» **Stored records**
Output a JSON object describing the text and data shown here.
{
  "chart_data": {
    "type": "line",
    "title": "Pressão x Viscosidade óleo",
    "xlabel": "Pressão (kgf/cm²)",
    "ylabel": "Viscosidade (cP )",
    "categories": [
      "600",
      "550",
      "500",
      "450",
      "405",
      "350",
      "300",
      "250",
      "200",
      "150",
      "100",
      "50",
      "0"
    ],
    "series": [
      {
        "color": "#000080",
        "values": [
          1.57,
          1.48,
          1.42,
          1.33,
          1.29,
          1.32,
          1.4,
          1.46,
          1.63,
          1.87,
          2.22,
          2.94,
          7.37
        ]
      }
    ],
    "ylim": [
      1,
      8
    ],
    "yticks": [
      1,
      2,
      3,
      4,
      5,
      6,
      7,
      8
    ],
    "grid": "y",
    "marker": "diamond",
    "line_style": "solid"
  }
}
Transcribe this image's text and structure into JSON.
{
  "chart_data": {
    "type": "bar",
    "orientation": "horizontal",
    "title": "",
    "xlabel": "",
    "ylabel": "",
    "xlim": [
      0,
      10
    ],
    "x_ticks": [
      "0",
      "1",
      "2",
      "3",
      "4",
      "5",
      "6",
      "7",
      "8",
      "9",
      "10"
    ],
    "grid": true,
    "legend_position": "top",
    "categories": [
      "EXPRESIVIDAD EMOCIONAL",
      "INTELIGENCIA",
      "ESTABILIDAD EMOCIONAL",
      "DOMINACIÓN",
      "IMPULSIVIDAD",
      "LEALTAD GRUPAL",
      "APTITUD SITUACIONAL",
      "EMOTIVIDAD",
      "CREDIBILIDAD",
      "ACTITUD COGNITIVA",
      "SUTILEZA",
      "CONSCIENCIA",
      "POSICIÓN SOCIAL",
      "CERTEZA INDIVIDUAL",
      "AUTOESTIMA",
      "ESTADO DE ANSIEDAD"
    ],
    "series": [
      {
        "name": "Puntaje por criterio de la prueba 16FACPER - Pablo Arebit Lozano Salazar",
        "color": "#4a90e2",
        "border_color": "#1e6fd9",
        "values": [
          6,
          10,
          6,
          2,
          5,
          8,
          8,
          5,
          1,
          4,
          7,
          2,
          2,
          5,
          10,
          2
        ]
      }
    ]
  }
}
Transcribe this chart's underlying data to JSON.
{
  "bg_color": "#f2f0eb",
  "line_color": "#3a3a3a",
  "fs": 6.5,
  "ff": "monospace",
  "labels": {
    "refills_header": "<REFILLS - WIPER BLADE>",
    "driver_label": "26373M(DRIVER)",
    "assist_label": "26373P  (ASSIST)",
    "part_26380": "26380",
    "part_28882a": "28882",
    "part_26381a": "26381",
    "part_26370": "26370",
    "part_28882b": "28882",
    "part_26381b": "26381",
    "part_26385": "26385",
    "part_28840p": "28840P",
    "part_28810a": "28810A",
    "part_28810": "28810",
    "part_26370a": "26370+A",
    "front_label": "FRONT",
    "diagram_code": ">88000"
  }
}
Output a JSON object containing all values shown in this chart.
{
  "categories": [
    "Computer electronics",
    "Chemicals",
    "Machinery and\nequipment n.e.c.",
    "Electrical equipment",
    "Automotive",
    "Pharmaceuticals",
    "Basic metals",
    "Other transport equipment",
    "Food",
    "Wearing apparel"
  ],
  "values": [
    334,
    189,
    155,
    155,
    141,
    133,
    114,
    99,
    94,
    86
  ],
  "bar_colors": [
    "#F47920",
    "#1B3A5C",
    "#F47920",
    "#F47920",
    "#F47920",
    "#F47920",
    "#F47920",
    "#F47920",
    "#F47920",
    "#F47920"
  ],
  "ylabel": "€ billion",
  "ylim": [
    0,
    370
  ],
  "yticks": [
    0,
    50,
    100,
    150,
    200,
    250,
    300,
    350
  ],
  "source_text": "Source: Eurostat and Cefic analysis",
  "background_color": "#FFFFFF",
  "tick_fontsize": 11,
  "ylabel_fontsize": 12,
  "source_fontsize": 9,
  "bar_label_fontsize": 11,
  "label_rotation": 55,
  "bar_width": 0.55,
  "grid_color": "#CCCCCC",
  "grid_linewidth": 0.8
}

» **Goal**
Extract all lines as given.

» **Right answer**
Output a JSON object describing the text and data shown here.
{
  "chart_data": {
    "type": "line",
    "title": "Pressão x Viscosidade óleo",
    "xlabel": "Pressão (kgf/cm²)",
    "ylabel": "Viscosidade (cP )",
    "categories": [
      "600",
      "550",
      "500",
      "450",
      "405",
      "350",
      "300",
      "250",
      "200",
      "150",
      "100",
      "50",
      "0"
    ],
    "series": [
      {
        "color": "#000080",
        "values": [
          1.57,
          1.48,
          1.42,
          1.33,
          1.29,
          1.32,
          1.4,
          1.46,
          1.63,
          1.87,
          2.22,
          2.94,
          7.37
        ]
      }
    ],
    "ylim": [
      1,
      8
    ],
    "yticks": [
      1,
      2,
      3,
      4,
      5,
      6,
      7,
      8
    ],
    "grid": "y",
    "marker": "diamond",
    "line_style": "solid"
  }
}
Transcribe this image's text and structure into JSON.
{
  "chart_data": {
    "type": "bar",
    "orientation": "horizontal",
    "title": "",
    "xlabel": "",
    "ylabel": "",
    "xlim": [
      0,
      10
    ],
    "x_ticks": [
      "0",
      "1",
      "2",
      "3",
      "4",
      "5",
      "6",
      "7",
      "8",
      "9",
      "10"
    ],
    "grid": true,
    "legend_position": "top",
    "categories": [
      "EXPRESIVIDAD EMOCIONAL",
      "INTELIGENCIA",
      "ESTABILIDAD EMOCIONAL",
      "DOMINACIÓN",
      "IMPULSIVIDAD",
      "LEALTAD GRUPAL",
      "APTITUD SITUACIONAL",
      "EMOTIVIDAD",
      "CREDIBILIDAD",
      "ACTITUD COGNITIVA",
      "SUTILEZA",
      "CONSCIENCIA",
      "POSICIÓN SOCIAL",
      "CERTEZA INDIVIDUAL",
      "AUTOESTIMA",
      "ESTADO DE ANSIEDAD"
    ],
    "series": [
      {
        "name": "Puntaje por criterio de la prueba 16FACPER - Pablo Arebit Lozano Salazar",
        "color": "#4a90e2",
        "border_color": "#1e6fd9",
        "values": [
          6,
          10,
          6,
          2,
          5,
          8,
          8,
          5,
          1,
          4,
          7,
          2,
          2,
          5,
          10,
          2
        ]
      }
    ]
  }
}
Transcribe this chart's underlying data to JSON.
{
  "bg_color": "#f2f0eb",
  "line_color": "#3a3a3a",
  "fs": 6.5,
  "ff": "monospace",
  "labels": {
    "refills_header": "<REFILLS - WIPER BLADE>",
    "driver_label": "26373M(DRIVER)",
    "assist_label": "26373P  (ASSIST)",
    "part_26380": "26380",
    "part_28882a": "28882",
    "part_26381a": "26381",
    "part_26370": "26370",
    "part_28882b": "28882",
    "part_26381b": "26381",
    "part_26385": "26385",
    "part_28840p": "28840P",
    "part_28810a": "28810A",
    "part_28810": "28810",
    "part_26370a": "26370+A",
    "front_label": "FRONT",
    "diagram_code": ">88000"
  }
}
Output a JSON object containing all values shown in this chart.
{
  "categories": [
    "Computer electronics",
    "Chemicals",
    "Machinery and\nequipment n.e.c.",
    "Electrical equipment",
    "Automotive",
    "Pharmaceuticals",
    "Basic metals",
    "Other transport equipment",
    "Food",
    "Wearing apparel"
  ],
  "values": [
    334,
    189,
    155,
    155,
    141,
    133,
    114,
    99,
    94,
    86
  ],
  "bar_colors": [
    "#F47920",
    "#1B3A5C",
    "#F47920",
    "#F47920",
    "#F47920",
    "#F47920",
    "#F47920",
    "#F47920",
    "#F47920",
    "#F47920"
  ],
  "ylabel": "€ billion",
  "ylim": [
    0,
    370
  ],
  "yticks": [
    0,
    50,
    100,
    150,
    200,
    250,
    300,
    350
  ],
  "source_text": "Source: Eurostat and Cefic analysis",
  "background_color": "#FFFFFF",
  "tick_fontsize": 11,
  "ylabel_fontsize": 12,
  "source_fontsize": 9,
  "bar_label_fontsize": 11,
  "label_rotation": 55,
  "bar_width": 0.55,
  "grid_color": "#CCCCCC",
  "grid_linewidth": 0.8
}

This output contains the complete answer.